[Collection entries]
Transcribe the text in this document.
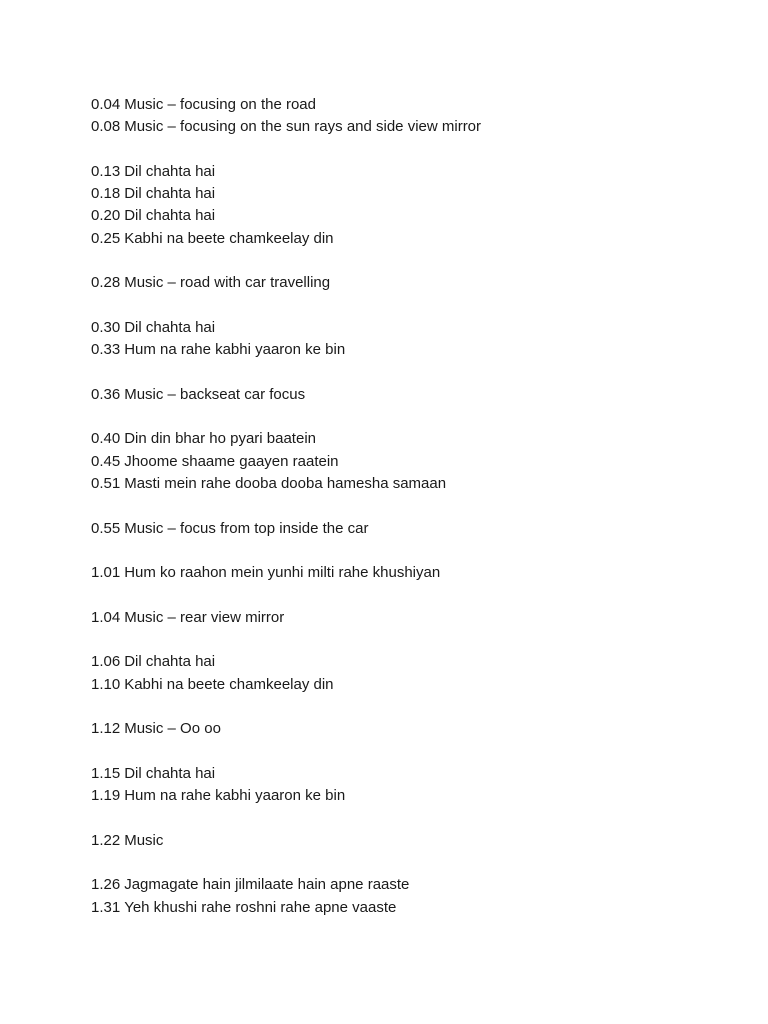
0.04 Music – focusing on the road
0.08 Music – focusing on the sun rays and side view mirror
0.13 Dil chahta hai
0.18 Dil chahta hai
0.20 Dil chahta hai
0.25 Kabhi na beete chamkeelay din
0.28 Music – road with car travelling
0.30 Dil chahta hai
0.33 Hum na rahe kabhi yaaron ke bin
0.36 Music – backseat car focus
0.40 Din din bhar ho pyari baatein
0.45 Jhoome shaame gaayen raatein
0.51 Masti mein rahe dooba dooba hamesha samaan
0.55 Music – focus from top inside the car
1.01 Hum ko raahon mein yunhi milti rahe khushiyan
1.04 Music – rear view mirror
1.06 Dil chahta hai
1.10 Kabhi na beete chamkeelay din
1.12 Music – Oo oo
1.15 Dil chahta hai
1.19 Hum na rahe kabhi yaaron ke bin
1.22 Music
1.26 Jagmagate hain jilmilaate hain apne raaste
1.31 Yeh khushi rahe roshni rahe apne vaaste
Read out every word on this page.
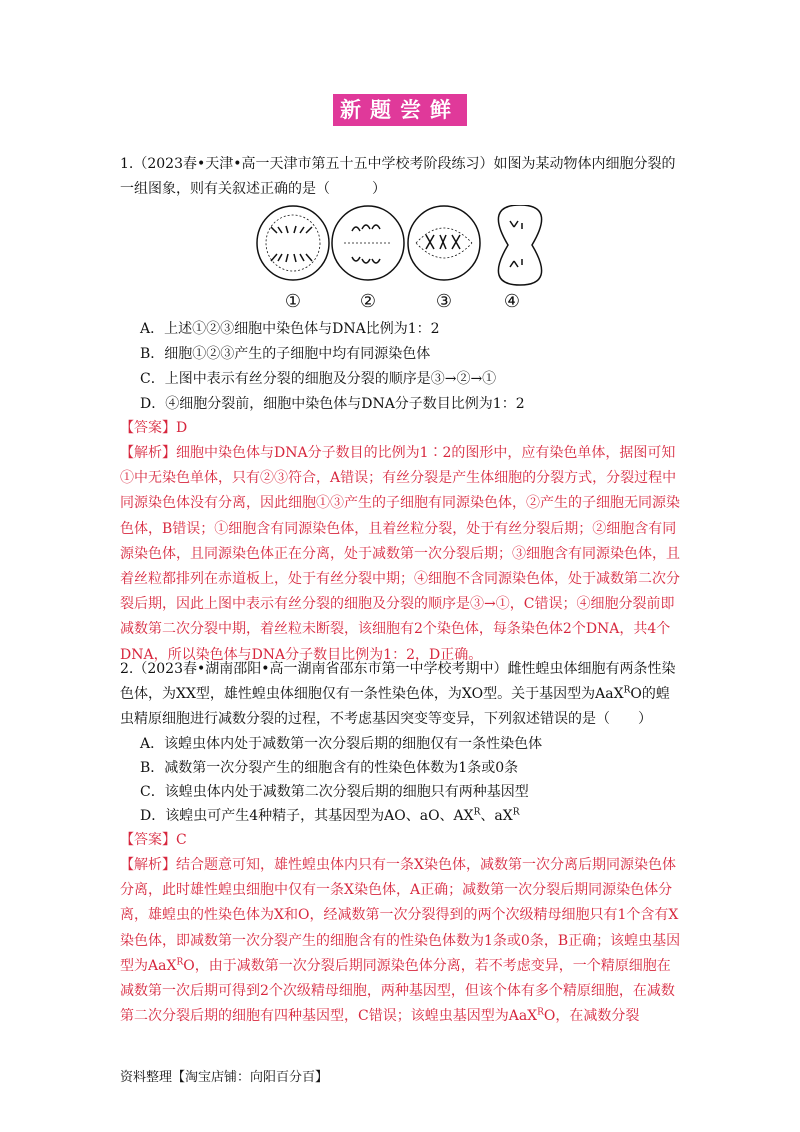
新题尝鲜
1.（2023春•天津•高一天津市第五十五中学校考阶段练习）如图为某动物体内细胞分裂的一组图象，则有关叙述正确的是（　　　）
①	②	③	④

A．上述①②③细胞中染色体与DNA比例为1：2

B．细胞①②③产生的子细胞中均有同源染色体

C．上图中表示有丝分裂的细胞及分裂的顺序是③→②→①

D．④细胞分裂前，细胞中染色体与DNA分子数目比例为1：2

【答案】D
【解析】细胞中染色体与DNA分子数目的比例为1∶2的图形中，应有染色单体，据图可知①中无染色单体，只有②③符合，A错误；有丝分裂是产生体细胞的分裂方式，分裂过程中同源染色体没有分离，因此细胞①③产生的子细胞有同源染色体，②产生的子细胞无同源染色体，B错误；①细胞含有同源染色体，且着丝粒分裂，处于有丝分裂后期；②细胞含有同源染色体，且同源染色体正在分离，处于减数第一次分裂后期；③细胞含有同源染色体，且着丝粒都排列在赤道板上，处于有丝分裂中期；④细胞不含同源染色体，处于减数第二次分裂后期，因此上图中表示有丝分裂的细胞及分裂的顺序是③→①，C错误；④细胞分裂前即减数第二次分裂中期，着丝粒未断裂，该细胞有2个染色体，每条染色体2个DNA，共4个DNA，所以染色体与DNA分子数目比例为1：2，D正确。
2.（2023春•湖南邵阳•高一湖南省邵东市第一中学校考期中）雌性蝗虫体细胞有两条性染色体，为XX型，雄性蝗虫体细胞仅有一条性染色体，为XO型。关于基因型为AaX$^R$O的蝗虫精原细胞进行减数分裂的过程，不考虑基因突变等变异，下列叙述错误的是（　　）

A．该蝗虫体内处于减数第一次分裂后期的细胞仅有一条性染色体

B．减数第一次分裂产生的细胞含有的性染色体数为1条或0条

C．该蝗虫体内处于减数第二次分裂后期的细胞只有两种基因型

D．该蝗虫可产生4种精子，其基因型为AO、aO、$AX^R$、$aX^R$

【答案】C
【解析】结合题意可知，雄性蝗虫体内只有一条X染色体，减数第一次分离后期同源染色体分离，此时雄性蝗虫细胞中仅有一条X染色体，A正确；减数第一次分裂后期同源染色体分离，雄蝗虫的性染色体为X和O，经减数第一次分裂得到的两个次级精母细胞只有1个含有X染色体，即减数第一次分裂产生的细胞含有的性染色体数为1条或0条，B正确；该蝗虫基因型为AaX$^R$O，由于减数第一次分裂后期同源染色体分离，若不考虑变异，一个精原细胞在减数第一次后期可得到2个次级精母细胞，两种基因型，但该个体有多个精原细胞，在减数第二次分裂后期的细胞有四种基因型，C错误；该蝗虫基因型为AaX$^R$O，在减数分裂
资料整理【淘宝店铺：向阳百分百】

◆ SET TASK ◆
Without the pictures, print the records in full, exactly as they appear.

◆ EXERCISE SOLUTION ◆
Transcribe the text in this document.
0.04 Music – focusing on the road
0.08 Music – focusing on the sun rays and side view mirror
0.13 Dil chahta hai
0.18 Dil chahta hai
0.20 Dil chahta hai
0.25 Kabhi na beete chamkeelay din
0.28 Music – road with car travelling
0.30 Dil chahta hai
0.33 Hum na rahe kabhi yaaron ke bin
0.36 Music – backseat car focus
0.40 Din din bhar ho pyari baatein
0.45 Jhoome shaame gaayen raatein
0.51 Masti mein rahe dooba dooba hamesha samaan
0.55 Music – focus from top inside the car
1.01 Hum ko raahon mein yunhi milti rahe khushiyan
1.04 Music – rear view mirror
1.06 Dil chahta hai
1.10 Kabhi na beete chamkeelay din
1.12 Music – Oo oo
1.15 Dil chahta hai
1.19 Hum na rahe kabhi yaaron ke bin
1.22 Music
1.26 Jagmagate hain jilmilaate hain apne raaste
1.31 Yeh khushi rahe roshni rahe apne vaaste
Read out every word on this page.
新题尝鲜
1.（2023春•天津•高一天津市第五十五中学校考阶段练习）如图为某动物体内细胞分裂的一组图象，则有关叙述正确的是（　　　）
①	②	③	④

A．上述①②③细胞中染色体与DNA比例为1：2

B．细胞①②③产生的子细胞中均有同源染色体

C．上图中表示有丝分裂的细胞及分裂的顺序是③→②→①

D．④细胞分裂前，细胞中染色体与DNA分子数目比例为1：2

【答案】D
【解析】细胞中染色体与DNA分子数目的比例为1∶2的图形中，应有染色单体，据图可知①中无染色单体，只有②③符合，A错误；有丝分裂是产生体细胞的分裂方式，分裂过程中同源染色体没有分离，因此细胞①③产生的子细胞有同源染色体，②产生的子细胞无同源染色体，B错误；①细胞含有同源染色体，且着丝粒分裂，处于有丝分裂后期；②细胞含有同源染色体，且同源染色体正在分离，处于减数第一次分裂后期；③细胞含有同源染色体，且着丝粒都排列在赤道板上，处于有丝分裂中期；④细胞不含同源染色体，处于减数第二次分裂后期，因此上图中表示有丝分裂的细胞及分裂的顺序是③→①，C错误；④细胞分裂前即减数第二次分裂中期，着丝粒未断裂，该细胞有2个染色体，每条染色体2个DNA，共4个DNA，所以染色体与DNA分子数目比例为1：2，D正确。
2.（2023春•湖南邵阳•高一湖南省邵东市第一中学校考期中）雌性蝗虫体细胞有两条性染色体，为XX型，雄性蝗虫体细胞仅有一条性染色体，为XO型。关于基因型为AaX$^R$O的蝗虫精原细胞进行减数分裂的过程，不考虑基因突变等变异，下列叙述错误的是（　　）

A．该蝗虫体内处于减数第一次分裂后期的细胞仅有一条性染色体

B．减数第一次分裂产生的细胞含有的性染色体数为1条或0条

C．该蝗虫体内处于减数第二次分裂后期的细胞只有两种基因型

D．该蝗虫可产生4种精子，其基因型为AO、aO、$AX^R$、$aX^R$

【答案】C
【解析】结合题意可知，雄性蝗虫体内只有一条X染色体，减数第一次分离后期同源染色体分离，此时雄性蝗虫细胞中仅有一条X染色体，A正确；减数第一次分裂后期同源染色体分离，雄蝗虫的性染色体为X和O，经减数第一次分裂得到的两个次级精母细胞只有1个含有X染色体，即减数第一次分裂产生的细胞含有的性染色体数为1条或0条，B正确；该蝗虫基因型为AaX$^R$O，由于减数第一次分裂后期同源染色体分离，若不考虑变异，一个精原细胞在减数第一次后期可得到2个次级精母细胞，两种基因型，但该个体有多个精原细胞，在减数第二次分裂后期的细胞有四种基因型，C错误；该蝗虫基因型为AaX$^R$O，在减数分裂
资料整理【淘宝店铺：向阳百分百】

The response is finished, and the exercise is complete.